## Requirements
Copy out each line that includes the word "ليرة".

## A block of data
---

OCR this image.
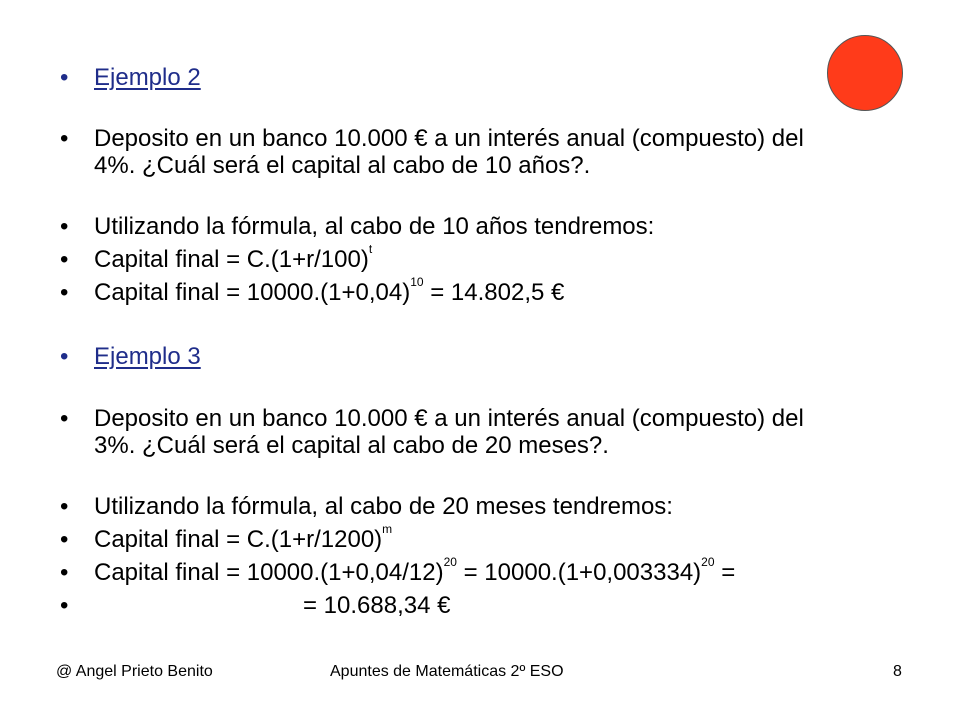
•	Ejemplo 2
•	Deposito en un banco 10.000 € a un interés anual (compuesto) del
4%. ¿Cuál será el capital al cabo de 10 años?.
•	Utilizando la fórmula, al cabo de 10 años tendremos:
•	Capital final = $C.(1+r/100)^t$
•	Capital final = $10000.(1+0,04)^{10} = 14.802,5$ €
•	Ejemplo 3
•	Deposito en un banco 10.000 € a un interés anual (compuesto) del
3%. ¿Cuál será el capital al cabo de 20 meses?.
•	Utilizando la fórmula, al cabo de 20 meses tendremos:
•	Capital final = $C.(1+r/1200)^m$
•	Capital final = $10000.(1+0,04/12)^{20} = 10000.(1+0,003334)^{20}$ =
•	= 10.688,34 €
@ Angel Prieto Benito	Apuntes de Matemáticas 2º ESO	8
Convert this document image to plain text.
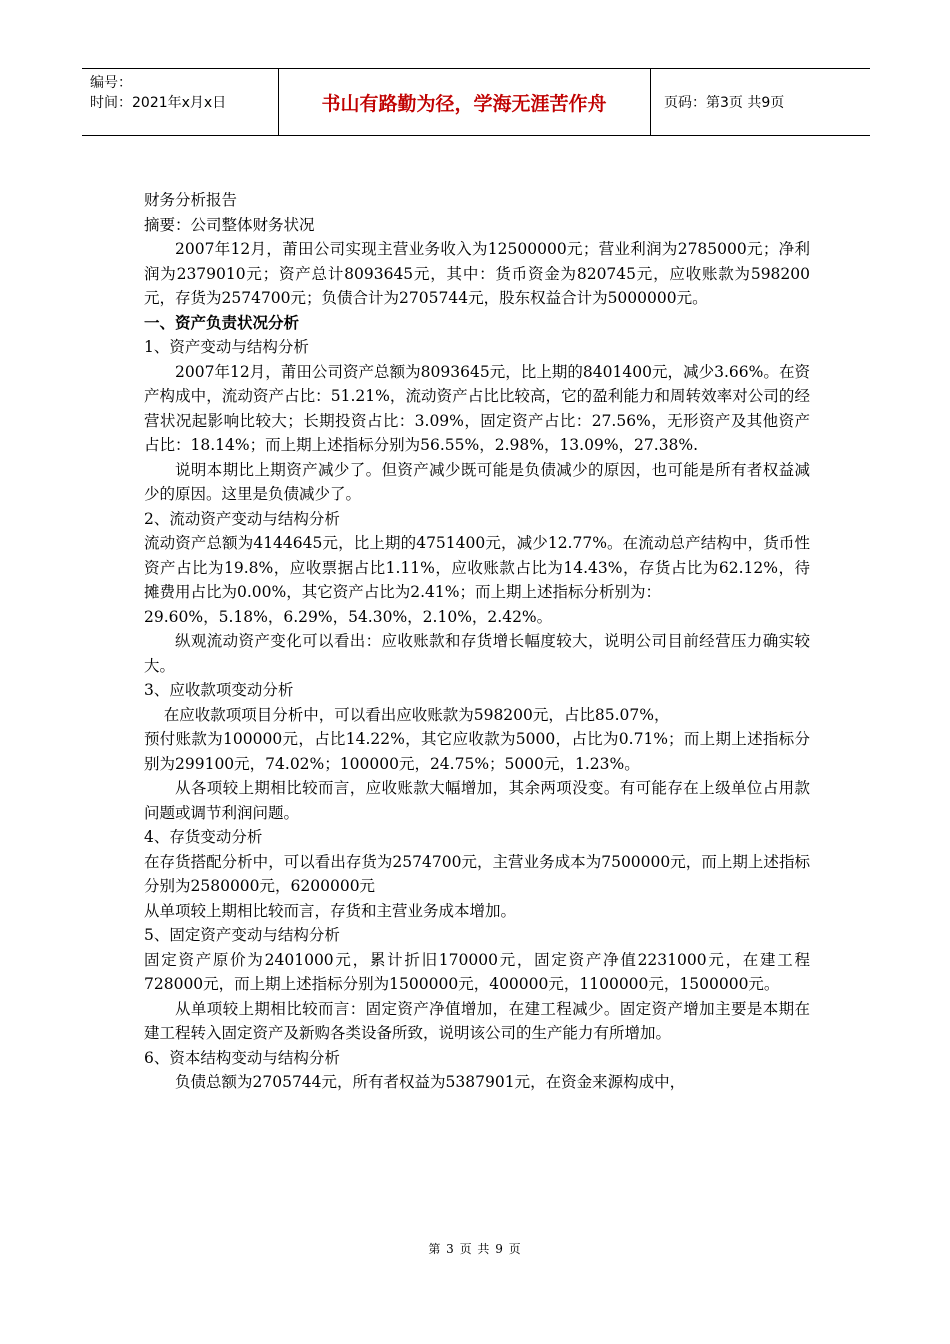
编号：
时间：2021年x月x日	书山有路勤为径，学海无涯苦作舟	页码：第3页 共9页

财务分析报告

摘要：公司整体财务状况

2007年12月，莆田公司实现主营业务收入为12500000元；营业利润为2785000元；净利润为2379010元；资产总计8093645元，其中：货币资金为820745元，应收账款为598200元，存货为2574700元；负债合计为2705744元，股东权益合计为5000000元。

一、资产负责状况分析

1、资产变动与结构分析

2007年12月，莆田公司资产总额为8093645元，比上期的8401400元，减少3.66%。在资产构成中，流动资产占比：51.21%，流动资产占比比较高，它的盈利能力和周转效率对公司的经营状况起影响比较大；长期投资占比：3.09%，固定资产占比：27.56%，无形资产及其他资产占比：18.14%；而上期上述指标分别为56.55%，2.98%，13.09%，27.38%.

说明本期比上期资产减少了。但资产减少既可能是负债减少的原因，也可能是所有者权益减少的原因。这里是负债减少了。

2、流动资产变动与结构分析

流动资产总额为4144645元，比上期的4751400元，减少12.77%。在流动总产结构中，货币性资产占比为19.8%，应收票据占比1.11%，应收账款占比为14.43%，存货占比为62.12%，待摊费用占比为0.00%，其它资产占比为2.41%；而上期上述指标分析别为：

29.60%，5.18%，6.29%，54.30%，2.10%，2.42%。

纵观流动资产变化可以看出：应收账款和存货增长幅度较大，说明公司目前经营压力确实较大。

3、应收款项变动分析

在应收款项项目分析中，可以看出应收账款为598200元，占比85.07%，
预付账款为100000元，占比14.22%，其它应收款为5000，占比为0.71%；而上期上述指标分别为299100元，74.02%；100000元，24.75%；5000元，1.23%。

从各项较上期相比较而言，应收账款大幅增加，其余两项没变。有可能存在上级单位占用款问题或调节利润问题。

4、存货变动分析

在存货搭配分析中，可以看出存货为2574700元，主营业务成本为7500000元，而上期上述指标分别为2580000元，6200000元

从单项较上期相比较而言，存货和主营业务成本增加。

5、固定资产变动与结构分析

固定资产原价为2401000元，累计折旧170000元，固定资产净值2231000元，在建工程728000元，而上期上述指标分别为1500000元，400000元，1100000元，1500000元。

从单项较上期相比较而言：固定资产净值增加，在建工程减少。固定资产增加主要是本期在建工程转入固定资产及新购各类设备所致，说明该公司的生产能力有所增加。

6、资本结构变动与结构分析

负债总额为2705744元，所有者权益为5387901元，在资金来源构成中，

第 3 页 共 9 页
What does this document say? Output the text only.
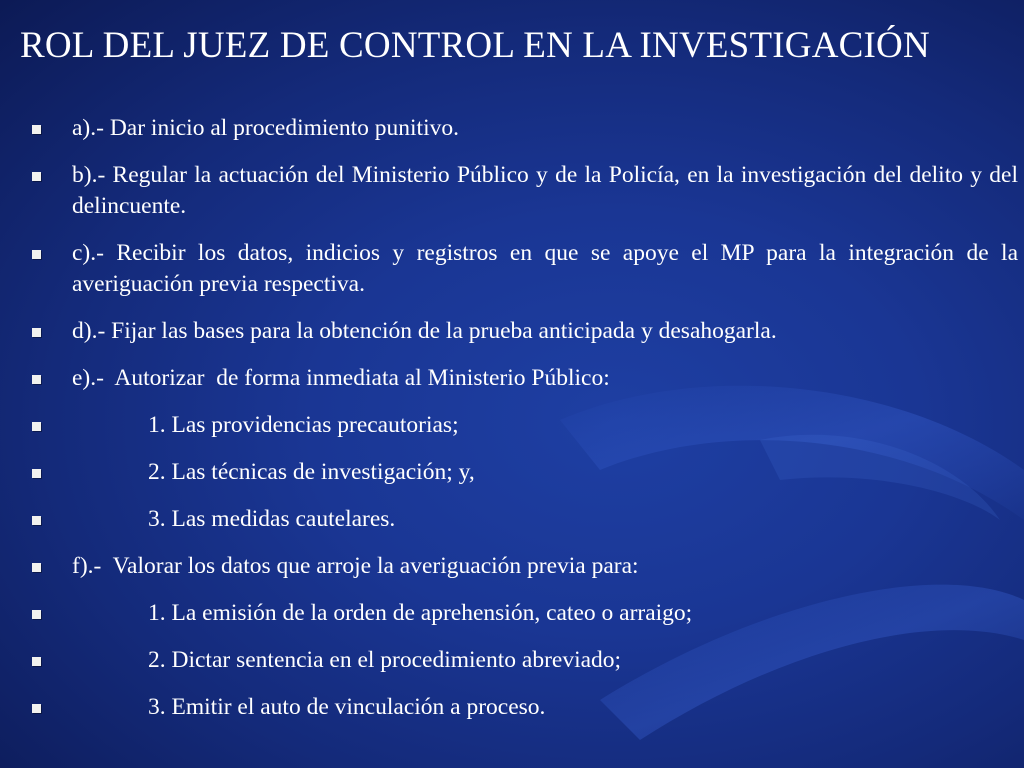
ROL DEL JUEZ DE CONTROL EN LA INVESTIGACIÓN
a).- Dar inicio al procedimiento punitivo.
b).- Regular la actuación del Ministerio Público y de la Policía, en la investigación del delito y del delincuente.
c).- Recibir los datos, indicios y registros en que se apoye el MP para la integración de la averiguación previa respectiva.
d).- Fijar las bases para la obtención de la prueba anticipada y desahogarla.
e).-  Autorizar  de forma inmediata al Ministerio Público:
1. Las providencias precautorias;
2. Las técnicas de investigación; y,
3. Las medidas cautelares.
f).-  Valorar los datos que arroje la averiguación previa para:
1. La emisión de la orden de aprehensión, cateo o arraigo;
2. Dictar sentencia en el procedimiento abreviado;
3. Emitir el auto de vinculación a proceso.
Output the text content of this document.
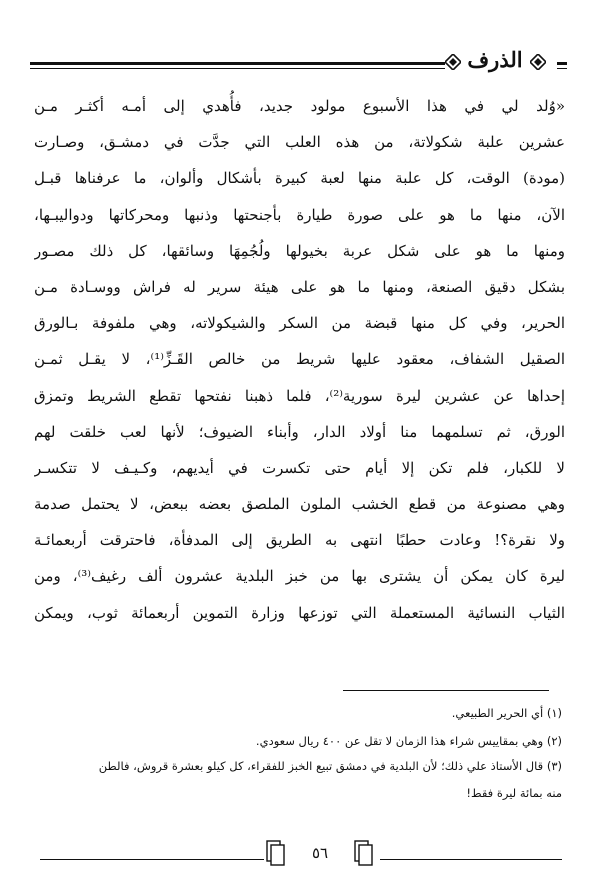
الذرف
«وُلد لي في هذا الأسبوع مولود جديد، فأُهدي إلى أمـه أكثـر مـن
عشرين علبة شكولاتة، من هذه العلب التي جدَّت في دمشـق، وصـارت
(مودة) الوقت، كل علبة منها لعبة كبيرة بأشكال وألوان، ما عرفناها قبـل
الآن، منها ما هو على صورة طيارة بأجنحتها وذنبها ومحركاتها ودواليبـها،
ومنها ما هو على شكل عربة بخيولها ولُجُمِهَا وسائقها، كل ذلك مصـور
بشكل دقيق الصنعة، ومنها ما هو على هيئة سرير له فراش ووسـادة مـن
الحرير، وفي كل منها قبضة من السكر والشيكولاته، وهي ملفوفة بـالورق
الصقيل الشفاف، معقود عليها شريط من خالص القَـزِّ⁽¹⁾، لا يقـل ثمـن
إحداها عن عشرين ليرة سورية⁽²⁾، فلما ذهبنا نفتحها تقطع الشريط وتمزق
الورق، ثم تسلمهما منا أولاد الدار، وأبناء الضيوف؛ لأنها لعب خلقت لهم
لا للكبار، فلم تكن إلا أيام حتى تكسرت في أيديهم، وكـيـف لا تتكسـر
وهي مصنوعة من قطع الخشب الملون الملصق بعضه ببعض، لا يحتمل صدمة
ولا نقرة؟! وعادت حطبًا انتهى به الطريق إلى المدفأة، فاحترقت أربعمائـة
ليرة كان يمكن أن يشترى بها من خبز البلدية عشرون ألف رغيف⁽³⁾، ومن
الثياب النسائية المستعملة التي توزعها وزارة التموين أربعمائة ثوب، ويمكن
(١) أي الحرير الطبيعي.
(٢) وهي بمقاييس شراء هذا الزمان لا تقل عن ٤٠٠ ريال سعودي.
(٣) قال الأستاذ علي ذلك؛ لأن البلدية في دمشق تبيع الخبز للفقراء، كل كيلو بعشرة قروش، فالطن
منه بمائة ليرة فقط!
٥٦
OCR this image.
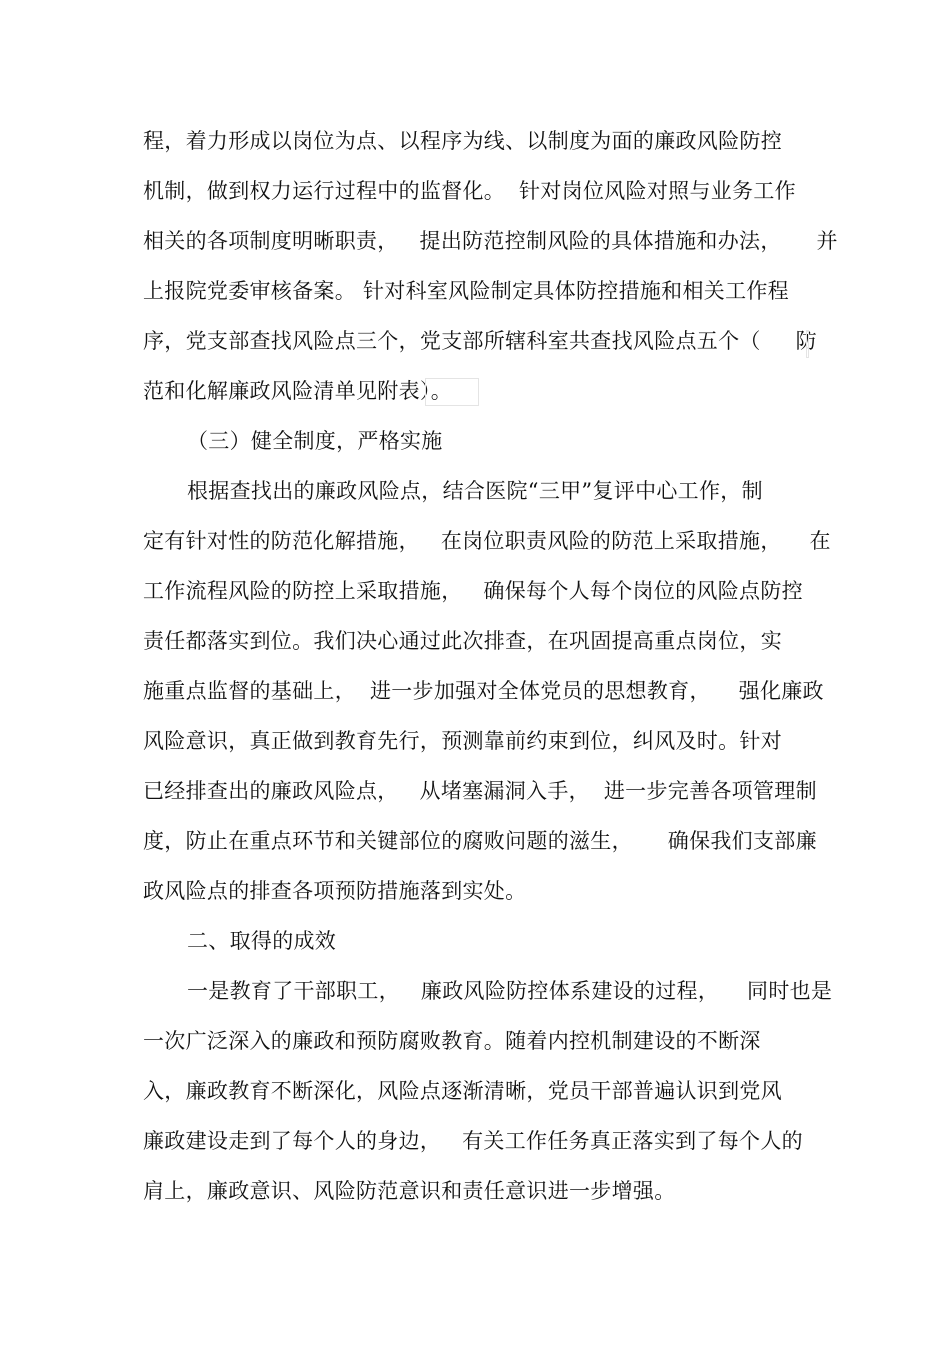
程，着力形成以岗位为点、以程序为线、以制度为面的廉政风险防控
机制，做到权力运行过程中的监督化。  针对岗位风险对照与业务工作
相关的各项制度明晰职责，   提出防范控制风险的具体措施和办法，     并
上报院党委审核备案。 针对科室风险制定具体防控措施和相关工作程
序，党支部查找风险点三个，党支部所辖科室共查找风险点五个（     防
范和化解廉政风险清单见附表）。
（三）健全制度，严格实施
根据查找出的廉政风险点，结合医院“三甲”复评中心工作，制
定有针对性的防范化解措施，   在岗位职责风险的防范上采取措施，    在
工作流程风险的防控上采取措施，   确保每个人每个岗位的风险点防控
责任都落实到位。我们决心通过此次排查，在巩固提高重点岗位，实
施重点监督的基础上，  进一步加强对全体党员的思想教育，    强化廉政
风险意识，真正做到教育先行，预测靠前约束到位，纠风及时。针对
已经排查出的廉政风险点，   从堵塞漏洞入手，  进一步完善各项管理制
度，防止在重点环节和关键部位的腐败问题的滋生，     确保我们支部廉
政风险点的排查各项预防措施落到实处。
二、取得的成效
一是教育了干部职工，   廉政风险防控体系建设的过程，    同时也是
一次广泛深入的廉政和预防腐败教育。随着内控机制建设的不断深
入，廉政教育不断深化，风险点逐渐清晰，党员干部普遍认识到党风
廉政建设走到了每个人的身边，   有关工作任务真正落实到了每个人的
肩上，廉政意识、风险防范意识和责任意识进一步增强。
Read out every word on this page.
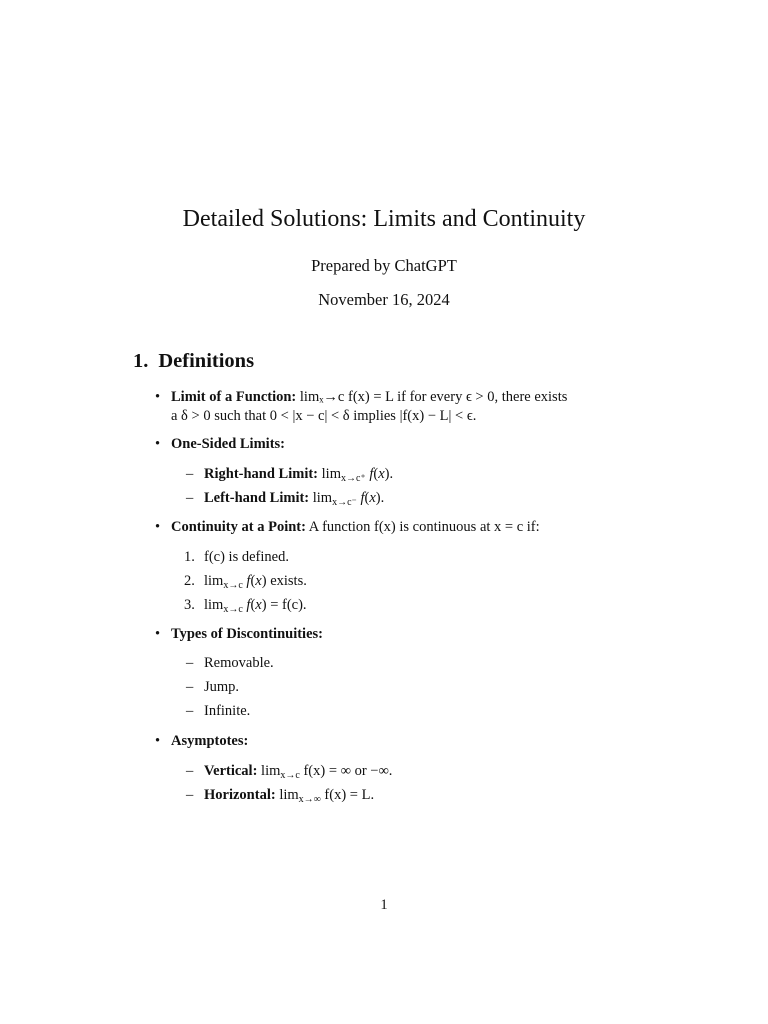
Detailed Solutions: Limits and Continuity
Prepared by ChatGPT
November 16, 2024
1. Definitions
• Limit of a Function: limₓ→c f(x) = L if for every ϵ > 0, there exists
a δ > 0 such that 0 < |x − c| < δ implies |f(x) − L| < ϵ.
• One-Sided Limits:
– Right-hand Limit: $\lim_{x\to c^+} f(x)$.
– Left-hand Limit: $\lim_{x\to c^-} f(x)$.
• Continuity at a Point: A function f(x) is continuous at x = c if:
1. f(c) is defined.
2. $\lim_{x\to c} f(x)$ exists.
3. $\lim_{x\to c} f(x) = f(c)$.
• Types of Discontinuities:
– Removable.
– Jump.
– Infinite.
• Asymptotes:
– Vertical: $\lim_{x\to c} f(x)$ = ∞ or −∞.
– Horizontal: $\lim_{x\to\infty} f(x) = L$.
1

---

## Expected answer
إحداها عن عشرين ليرة سورية⁽²⁾، فلما ذهبنا نفتحها تقطع الشريط وتمزق
ليرة كان يمكن أن يشترى بها من خبز البلدية عشرون ألف رغيف⁽³⁾، ومن
منه بمائة ليرة فقط!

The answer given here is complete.